- Source material
▼

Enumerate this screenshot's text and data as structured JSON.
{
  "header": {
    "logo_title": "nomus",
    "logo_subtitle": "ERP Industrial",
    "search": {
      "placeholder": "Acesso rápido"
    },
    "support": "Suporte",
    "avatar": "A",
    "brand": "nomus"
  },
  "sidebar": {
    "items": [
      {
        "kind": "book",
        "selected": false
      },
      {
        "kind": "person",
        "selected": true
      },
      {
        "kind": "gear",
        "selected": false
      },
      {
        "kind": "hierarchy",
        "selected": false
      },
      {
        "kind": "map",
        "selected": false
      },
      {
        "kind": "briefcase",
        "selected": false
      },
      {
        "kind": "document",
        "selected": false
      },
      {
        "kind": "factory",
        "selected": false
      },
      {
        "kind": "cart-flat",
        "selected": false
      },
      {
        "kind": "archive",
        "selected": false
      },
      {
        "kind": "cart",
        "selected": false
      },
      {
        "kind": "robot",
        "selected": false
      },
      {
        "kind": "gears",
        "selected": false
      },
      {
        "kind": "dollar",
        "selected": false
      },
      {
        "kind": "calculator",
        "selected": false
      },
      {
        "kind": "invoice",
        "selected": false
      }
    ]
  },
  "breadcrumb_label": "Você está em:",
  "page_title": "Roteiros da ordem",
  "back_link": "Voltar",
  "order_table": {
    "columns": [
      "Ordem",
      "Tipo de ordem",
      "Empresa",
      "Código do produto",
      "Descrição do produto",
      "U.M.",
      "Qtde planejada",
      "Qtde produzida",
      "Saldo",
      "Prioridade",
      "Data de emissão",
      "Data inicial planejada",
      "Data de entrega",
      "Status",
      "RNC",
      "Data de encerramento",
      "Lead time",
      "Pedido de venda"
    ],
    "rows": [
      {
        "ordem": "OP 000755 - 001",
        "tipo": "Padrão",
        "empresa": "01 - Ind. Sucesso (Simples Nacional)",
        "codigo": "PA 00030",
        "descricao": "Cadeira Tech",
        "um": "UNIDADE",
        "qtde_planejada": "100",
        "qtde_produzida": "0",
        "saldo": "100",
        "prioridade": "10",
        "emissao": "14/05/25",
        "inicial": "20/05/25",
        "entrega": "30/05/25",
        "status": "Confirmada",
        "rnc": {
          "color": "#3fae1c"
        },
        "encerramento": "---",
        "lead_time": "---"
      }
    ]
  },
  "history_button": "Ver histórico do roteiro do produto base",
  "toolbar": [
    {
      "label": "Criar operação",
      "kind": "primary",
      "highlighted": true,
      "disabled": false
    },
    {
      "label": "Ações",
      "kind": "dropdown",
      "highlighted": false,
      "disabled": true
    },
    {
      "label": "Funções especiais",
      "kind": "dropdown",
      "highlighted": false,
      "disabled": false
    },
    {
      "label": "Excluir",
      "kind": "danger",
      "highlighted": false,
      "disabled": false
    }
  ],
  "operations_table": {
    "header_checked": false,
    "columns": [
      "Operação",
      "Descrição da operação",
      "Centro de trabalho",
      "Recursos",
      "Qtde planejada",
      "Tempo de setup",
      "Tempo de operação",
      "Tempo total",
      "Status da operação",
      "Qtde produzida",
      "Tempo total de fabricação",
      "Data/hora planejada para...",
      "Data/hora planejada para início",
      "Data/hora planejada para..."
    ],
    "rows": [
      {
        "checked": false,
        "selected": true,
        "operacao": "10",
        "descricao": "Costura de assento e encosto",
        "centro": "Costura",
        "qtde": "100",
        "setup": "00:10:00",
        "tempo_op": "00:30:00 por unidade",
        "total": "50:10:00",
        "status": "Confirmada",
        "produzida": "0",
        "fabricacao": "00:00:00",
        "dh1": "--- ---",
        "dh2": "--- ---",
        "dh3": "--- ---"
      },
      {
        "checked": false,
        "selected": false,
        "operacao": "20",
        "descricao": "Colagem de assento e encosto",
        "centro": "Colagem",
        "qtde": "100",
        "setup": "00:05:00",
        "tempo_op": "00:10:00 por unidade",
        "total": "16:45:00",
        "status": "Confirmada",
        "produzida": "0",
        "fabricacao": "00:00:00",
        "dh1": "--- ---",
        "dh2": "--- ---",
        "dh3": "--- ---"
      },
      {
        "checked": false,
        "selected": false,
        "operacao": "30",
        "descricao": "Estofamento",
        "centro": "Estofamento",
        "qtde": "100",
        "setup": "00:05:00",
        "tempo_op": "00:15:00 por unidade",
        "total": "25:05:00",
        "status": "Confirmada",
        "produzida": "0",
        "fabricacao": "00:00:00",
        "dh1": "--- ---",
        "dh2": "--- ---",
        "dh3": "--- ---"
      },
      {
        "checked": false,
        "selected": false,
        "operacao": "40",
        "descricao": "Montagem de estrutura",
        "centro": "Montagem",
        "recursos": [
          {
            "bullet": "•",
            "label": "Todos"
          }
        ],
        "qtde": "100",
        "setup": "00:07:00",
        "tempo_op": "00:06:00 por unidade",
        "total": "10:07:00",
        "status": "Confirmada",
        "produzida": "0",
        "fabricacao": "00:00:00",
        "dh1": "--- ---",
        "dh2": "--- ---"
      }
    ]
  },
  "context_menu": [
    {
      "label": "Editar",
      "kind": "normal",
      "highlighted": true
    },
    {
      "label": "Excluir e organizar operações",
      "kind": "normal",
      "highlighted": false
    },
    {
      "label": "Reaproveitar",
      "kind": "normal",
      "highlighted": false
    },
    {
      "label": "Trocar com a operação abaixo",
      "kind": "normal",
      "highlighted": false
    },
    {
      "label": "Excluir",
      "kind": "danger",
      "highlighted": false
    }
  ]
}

▲

Repeat every entry exactly, please.

- Solution for this problem
Enumerate this screenshot's text and data as structured JSON.
{
  "header": {
    "logo_title": "nomus",
    "logo_subtitle": "ERP Industrial",
    "search": {
      "placeholder": "Acesso rápido"
    },
    "support": "Suporte",
    "avatar": "A",
    "brand": "nomus"
  },
  "sidebar": {
    "items": [
      {
        "kind": "book",
        "selected": false
      },
      {
        "kind": "person",
        "selected": true
      },
      {
        "kind": "gear",
        "selected": false
      },
      {
        "kind": "hierarchy",
        "selected": false
      },
      {
        "kind": "map",
        "selected": false
      },
      {
        "kind": "briefcase",
        "selected": false
      },
      {
        "kind": "document",
        "selected": false
      },
      {
        "kind": "factory",
        "selected": false
      },
      {
        "kind": "cart-flat",
        "selected": false
      },
      {
        "kind": "archive",
        "selected": false
      },
      {
        "kind": "cart",
        "selected": false
      },
      {
        "kind": "robot",
        "selected": false
      },
      {
        "kind": "gears",
        "selected": false
      },
      {
        "kind": "dollar",
        "selected": false
      },
      {
        "kind": "calculator",
        "selected": false
      },
      {
        "kind": "invoice",
        "selected": false
      }
    ]
  },
  "breadcrumb_label": "Você está em:",
  "page_title": "Roteiros da ordem",
  "back_link": "Voltar",
  "order_table": {
    "columns": [
      "Ordem",
      "Tipo de ordem",
      "Empresa",
      "Código do produto",
      "Descrição do produto",
      "U.M.",
      "Qtde planejada",
      "Qtde produzida",
      "Saldo",
      "Prioridade",
      "Data de emissão",
      "Data inicial planejada",
      "Data de entrega",
      "Status",
      "RNC",
      "Data de encerramento",
      "Lead time",
      "Pedido de venda"
    ],
    "rows": [
      {
        "ordem": "OP 000755 - 001",
        "tipo": "Padrão",
        "empresa": "01 - Ind. Sucesso (Simples Nacional)",
        "codigo": "PA 00030",
        "descricao": "Cadeira Tech",
        "um": "UNIDADE",
        "qtde_planejada": "100",
        "qtde_produzida": "0",
        "saldo": "100",
        "prioridade": "10",
        "emissao": "14/05/25",
        "inicial": "20/05/25",
        "entrega": "30/05/25",
        "status": "Confirmada",
        "rnc": {
          "color": "#3fae1c"
        },
        "encerramento": "---",
        "lead_time": "---"
      }
    ]
  },
  "history_button": "Ver histórico do roteiro do produto base",
  "toolbar": [
    {
      "label": "Criar operação",
      "kind": "primary",
      "highlighted": true,
      "disabled": false
    },
    {
      "label": "Ações",
      "kind": "dropdown",
      "highlighted": false,
      "disabled": true
    },
    {
      "label": "Funções especiais",
      "kind": "dropdown",
      "highlighted": false,
      "disabled": false
    },
    {
      "label": "Excluir",
      "kind": "danger",
      "highlighted": false,
      "disabled": false
    }
  ],
  "operations_table": {
    "header_checked": false,
    "columns": [
      "Operação",
      "Descrição da operação",
      "Centro de trabalho",
      "Recursos",
      "Qtde planejada",
      "Tempo de setup",
      "Tempo de operação",
      "Tempo total",
      "Status da operação",
      "Qtde produzida",
      "Tempo total de fabricação",
      "Data/hora planejada para...",
      "Data/hora planejada para início",
      "Data/hora planejada para..."
    ],
    "rows": [
      {
        "checked": false,
        "selected": true,
        "operacao": "10",
        "descricao": "Costura de assento e encosto",
        "centro": "Costura",
        "qtde": "100",
        "setup": "00:10:00",
        "tempo_op": "00:30:00 por unidade",
        "total": "50:10:00",
        "status": "Confirmada",
        "produzida": "0",
        "fabricacao": "00:00:00",
        "dh1": "--- ---",
        "dh2": "--- ---",
        "dh3": "--- ---"
      },
      {
        "checked": false,
        "selected": false,
        "operacao": "20",
        "descricao": "Colagem de assento e encosto",
        "centro": "Colagem",
        "qtde": "100",
        "setup": "00:05:00",
        "tempo_op": "00:10:00 por unidade",
        "total": "16:45:00",
        "status": "Confirmada",
        "produzida": "0",
        "fabricacao": "00:00:00",
        "dh1": "--- ---",
        "dh2": "--- ---",
        "dh3": "--- ---"
      },
      {
        "checked": false,
        "selected": false,
        "operacao": "30",
        "descricao": "Estofamento",
        "centro": "Estofamento",
        "qtde": "100",
        "setup": "00:05:00",
        "tempo_op": "00:15:00 por unidade",
        "total": "25:05:00",
        "status": "Confirmada",
        "produzida": "0",
        "fabricacao": "00:00:00",
        "dh1": "--- ---",
        "dh2": "--- ---",
        "dh3": "--- ---"
      },
      {
        "checked": false,
        "selected": false,
        "operacao": "40",
        "descricao": "Montagem de estrutura",
        "centro": "Montagem",
        "recursos": [
          {
            "bullet": "•",
            "label": "Todos"
          }
        ],
        "qtde": "100",
        "setup": "00:07:00",
        "tempo_op": "00:06:00 por unidade",
        "total": "10:07:00",
        "status": "Confirmada",
        "produzida": "0",
        "fabricacao": "00:00:00",
        "dh1": "--- ---",
        "dh2": "--- ---"
      }
    ]
  },
  "context_menu": [
    {
      "label": "Editar",
      "kind": "normal",
      "highlighted": true
    },
    {
      "label": "Excluir e organizar operações",
      "kind": "normal",
      "highlighted": false
    },
    {
      "label": "Reaproveitar",
      "kind": "normal",
      "highlighted": false
    },
    {
      "label": "Trocar com a operação abaixo",
      "kind": "normal",
      "highlighted": false
    },
    {
      "label": "Excluir",
      "kind": "danger",
      "highlighted": false
    }
  ]
}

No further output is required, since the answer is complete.